Aim of the task: Below is a listing. Gather each line of it that contains "Connections".

*** Dataset content ***

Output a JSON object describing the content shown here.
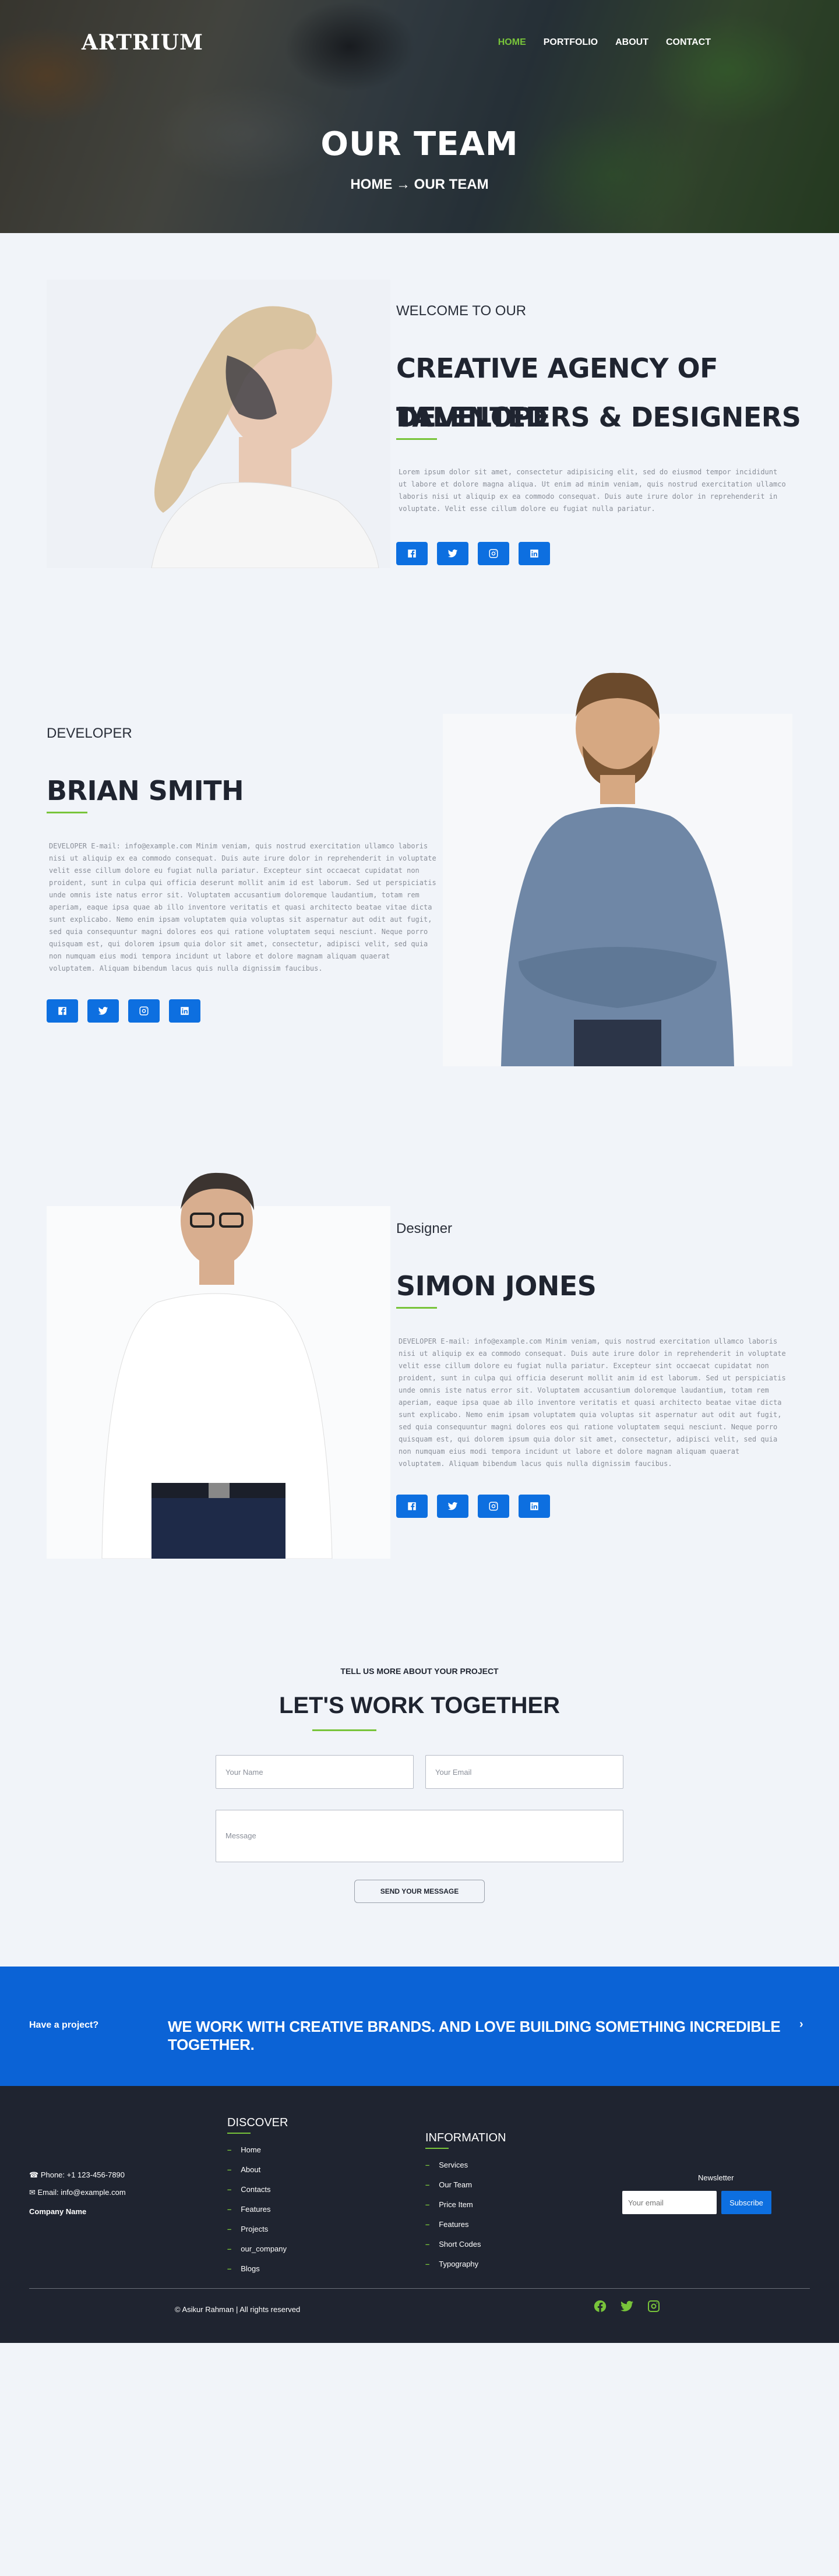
{
  "brand": {
    "logo": "ARTRIUM",
    "accent": "#78c43a",
    "primary": "#0d6fe0"
  },
  "nav": {
    "items": [
      {
        "label": "HOME",
        "active": true
      },
      {
        "label": "PORTFOLIO",
        "active": false
      },
      {
        "label": "ABOUT",
        "active": false
      },
      {
        "label": "CONTACT",
        "active": false
      }
    ]
  },
  "hero": {
    "title": "OUR TEAM",
    "breadcrumb": "HOME → OUR TEAM"
  },
  "intro": {
    "eyebrow": "WELCOME TO OUR",
    "title_line1": "CREATIVE AGENCY OF TALENTED",
    "title_line2": "DEVELOPERS & DESIGNERS",
    "text": "Lorem ipsum dolor sit amet, consectetur adipisicing elit, sed do eiusmod tempor incididunt ut labore et dolore magna aliqua. Ut enim ad minim veniam, quis nostrud exercitation ullamco laboris nisi ut aliquip ex ea commodo consequat. Duis aute irure dolor in reprehenderit in voluptate. Velit esse cillum dolore eu fugiat nulla pariatur.",
    "socials": [
      "facebook-icon",
      "twitter-icon",
      "instagram-icon",
      "linkedin-icon"
    ]
  },
  "members": [
    {
      "role": "DEVELOPER",
      "name": "BRIAN SMITH",
      "text": "DEVELOPER E-mail: info@example.com Minim veniam, quis nostrud exercitation ullamco laboris nisi ut aliquip ex ea commodo consequat. Duis aute irure dolor in reprehenderit in voluptate velit esse cillum dolore eu fugiat nulla pariatur. Excepteur sint occaecat cupidatat non proident, sunt in culpa qui officia deserunt mollit anim id est laborum. Sed ut perspiciatis unde omnis iste natus error sit. Voluptatem accusantium doloremque laudantium, totam rem aperiam, eaque ipsa quae ab illo inventore veritatis et quasi architecto beatae vitae dicta sunt explicabo. Nemo enim ipsam voluptatem quia voluptas sit aspernatur aut odit aut fugit, sed quia consequuntur magni dolores eos qui ratione voluptatem sequi nesciunt. Neque porro quisquam est, qui dolorem ipsum quia dolor sit amet, consectetur, adipisci velit, sed quia non numquam eius modi tempora incidunt ut labore et dolore magnam aliquam quaerat voluptatem. Aliquam bibendum lacus quis nulla dignissim faucibus."
    },
    {
      "role": "Designer",
      "name": "SIMON JONES",
      "text": "DEVELOPER E-mail: info@example.com Minim veniam, quis nostrud exercitation ullamco laboris nisi ut aliquip ex ea commodo consequat. Duis aute irure dolor in reprehenderit in voluptate velit esse cillum dolore eu fugiat nulla pariatur. Excepteur sint occaecat cupidatat non proident, sunt in culpa qui officia deserunt mollit anim id est laborum. Sed ut perspiciatis unde omnis iste natus error sit. Voluptatem accusantium doloremque laudantium, totam rem aperiam, eaque ipsa quae ab illo inventore veritatis et quasi architecto beatae vitae dicta sunt explicabo. Nemo enim ipsam voluptatem quia voluptas sit aspernatur aut odit aut fugit, sed quia consequuntur magni dolores eos qui ratione voluptatem sequi nesciunt. Neque porro quisquam est, qui dolorem ipsum quia dolor sit amet, consectetur, adipisci velit, sed quia non numquam eius modi tempora incidunt ut labore et dolore magnam aliquam quaerat voluptatem. Aliquam bibendum lacus quis nulla dignissim faucibus."
    }
  ],
  "contact": {
    "eyebrow": "TELL US MORE ABOUT YOUR PROJECT",
    "title": "LET'S WORK TOGETHER",
    "name_placeholder": "Your Name",
    "email_placeholder": "Your Email",
    "message_placeholder": "Message",
    "send_label": "SEND YOUR MESSAGE"
  },
  "banner": {
    "have_project": "Have a project?",
    "message": "WE WORK WITH CREATIVE BRANDS. AND LOVE BUILDING SOMETHING INCREDIBLE TOGETHER.",
    "arrow": "›"
  },
  "footer": {
    "phone": "Phone: +1 123-456-7890",
    "email": "Email: info@example.com",
    "company": "Company Name",
    "discover": {
      "title": "DISCOVER",
      "items": [
        "Home",
        "About",
        "Contacts",
        "Features",
        "Projects",
        "our_company",
        "Blogs"
      ]
    },
    "information": {
      "title": "INFORMATION",
      "items": [
        "Services",
        "Our Team",
        "Price Item",
        "Features",
        "Short Codes",
        "Typography"
      ]
    },
    "newsletter": {
      "label": "Newsletter",
      "placeholder": "Your email",
      "button": "Subscribe"
    },
    "copyright": "© Asikur Rahman | All rights reserved",
    "socials": [
      "facebook-icon",
      "twitter-icon",
      "instagram-icon"
    ]
  }
}
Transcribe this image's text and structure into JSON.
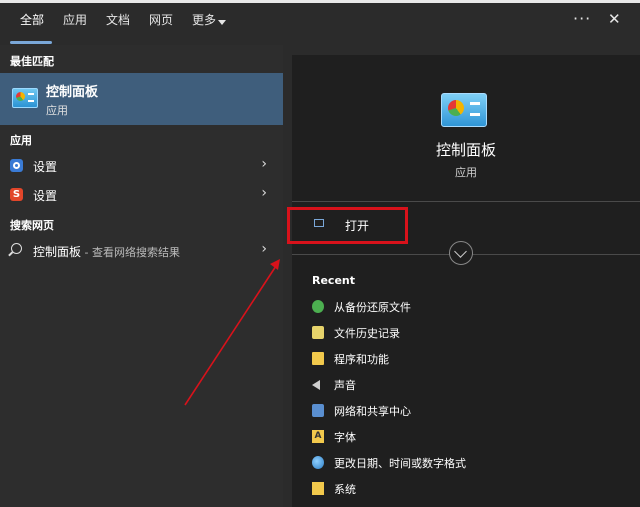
{
  "tabs": [
    {
      "label": "全部"
    },
    {
      "label": "应用"
    },
    {
      "label": "文档"
    },
    {
      "label": "网页"
    },
    {
      "label": "更多"
    }
  ],
  "window_controls": {
    "more_label": "···",
    "close_label": "✕"
  },
  "left": {
    "best_match_heading": "最佳匹配",
    "best_match": {
      "name": "控制面板",
      "type": "应用"
    },
    "apps_heading": "应用",
    "apps": [
      {
        "label": "设置",
        "icon": "gear-icon"
      },
      {
        "label": "设置",
        "icon": "weibo-icon"
      }
    ],
    "web_heading": "搜索网页",
    "web_result": {
      "label": "控制面板",
      "sub": " - 查看网络搜索结果"
    }
  },
  "detail": {
    "title": "控制面板",
    "type": "应用",
    "open_label": "打开",
    "recent_heading": "Recent",
    "recent": [
      {
        "label": "从备份还原文件",
        "icon": "recycle-icon"
      },
      {
        "label": "文件历史记录",
        "icon": "history-icon"
      },
      {
        "label": "程序和功能",
        "icon": "folder-icon"
      },
      {
        "label": "声音",
        "icon": "speaker-icon"
      },
      {
        "label": "网络和共享中心",
        "icon": "network-icon"
      },
      {
        "label": "字体",
        "icon": "font-icon"
      },
      {
        "label": "更改日期、时间或数字格式",
        "icon": "globe-icon"
      },
      {
        "label": "系统",
        "icon": "system-icon"
      }
    ]
  },
  "colors": {
    "accent": "#3f5e7c",
    "highlight_box": "#d8121b",
    "arrow": "#d8121b"
  }
}
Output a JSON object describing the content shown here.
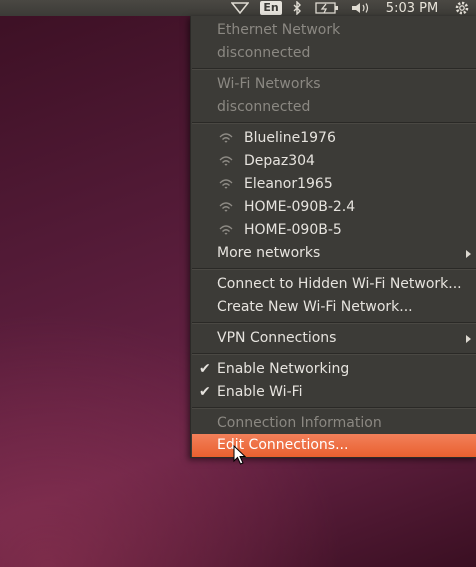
{
  "panel": {
    "keyboard_layout": "En",
    "clock": "5:03 PM",
    "icons": [
      "network-icon",
      "keyboard-layout-icon",
      "bluetooth-icon",
      "battery-icon",
      "volume-icon",
      "clock",
      "gear-icon"
    ]
  },
  "menu": {
    "ethernet_header": "Ethernet Network",
    "ethernet_status": "disconnected",
    "wifi_header": "Wi-Fi Networks",
    "wifi_status": "disconnected",
    "networks": [
      "Blueline1976",
      "Depaz304",
      "Eleanor1965",
      "HOME-090B-2.4",
      "HOME-090B-5"
    ],
    "more_networks": "More networks",
    "connect_hidden": "Connect to Hidden Wi-Fi Network...",
    "create_new": "Create New Wi-Fi Network...",
    "vpn": "VPN Connections",
    "enable_networking": "Enable Networking",
    "enable_wifi": "Enable Wi-Fi",
    "connection_info": "Connection Information",
    "edit_connections": "Edit Connections..."
  },
  "colors": {
    "panel_bg": "#3c3b37",
    "menu_bg": "#3c3b37",
    "highlight": "#e9602f",
    "disabled_text": "#8b8882",
    "desktop": "#521a36"
  }
}
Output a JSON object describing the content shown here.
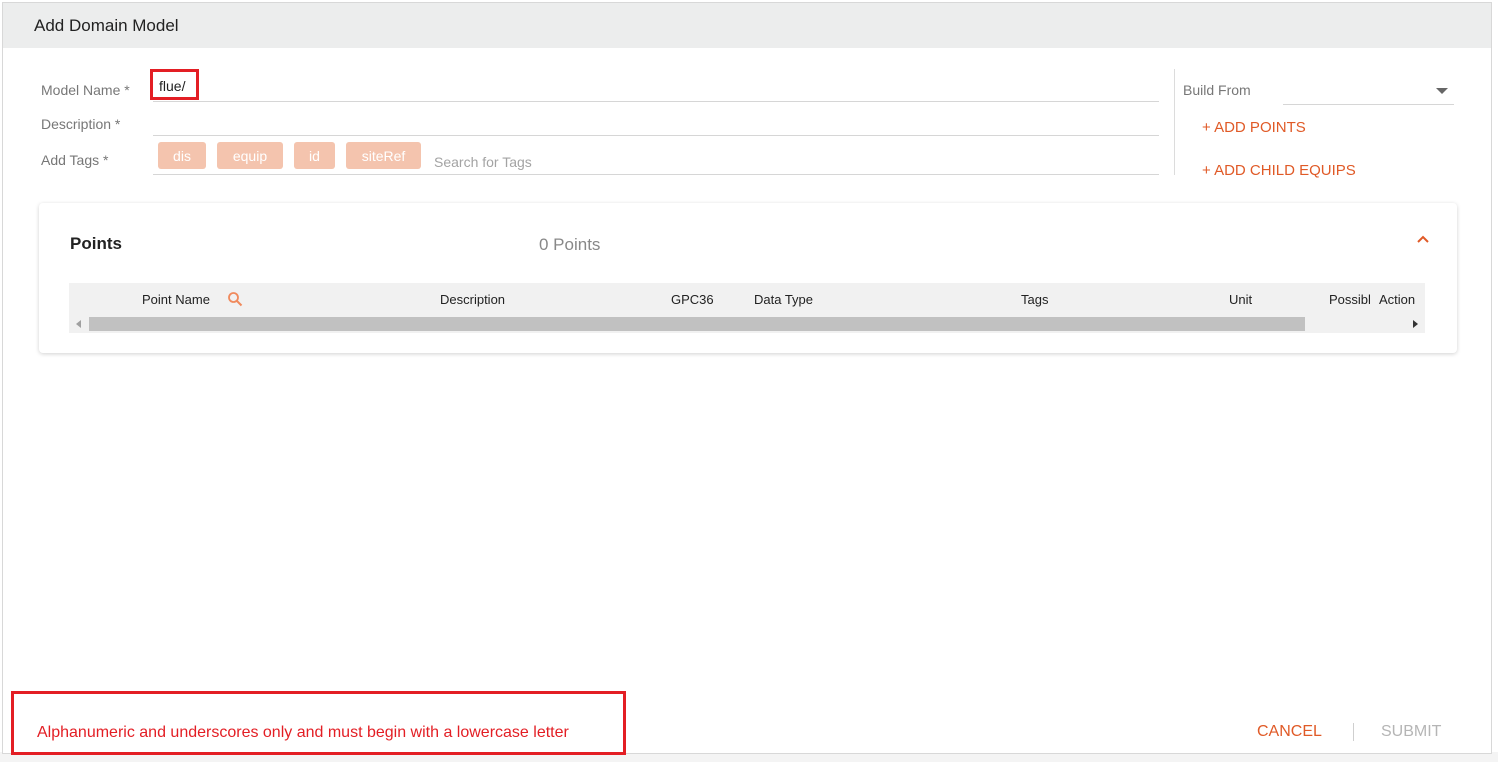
{
  "dialog": {
    "title": "Add Domain Model"
  },
  "form": {
    "model_name_label": "Model Name *",
    "model_name_value": "flue/",
    "description_label": "Description *",
    "description_value": "",
    "tags_label": "Add Tags *",
    "tags": [
      "dis",
      "equip",
      "id",
      "siteRef"
    ],
    "tag_search_placeholder": "Search for Tags"
  },
  "side": {
    "build_from_label": "Build From",
    "build_from_value": "",
    "add_points": "+ ADD POINTS",
    "add_child_equips": "+ ADD CHILD EQUIPS"
  },
  "points": {
    "title": "Points",
    "count_text": "0 Points",
    "columns": [
      "Point Name",
      "Description",
      "GPC36",
      "Data Type",
      "Tags",
      "Unit",
      "Possibl",
      "Action"
    ]
  },
  "validation": {
    "error": "Alphanumeric and underscores only and must begin with a lowercase letter"
  },
  "footer": {
    "cancel": "CANCEL",
    "submit": "SUBMIT"
  },
  "colors": {
    "accent": "#e05a27",
    "tag_chip": "#f4c4ae",
    "error": "#e31e24",
    "disabled": "#b5b5b5"
  },
  "icons": {
    "search": "magnifier-icon",
    "collapse": "chevron-up-icon",
    "caret": "caret-down-icon"
  }
}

***

Reply to the task:
    "vpn": "VPN Connections",
    "edit_connections": "Edit Connections..."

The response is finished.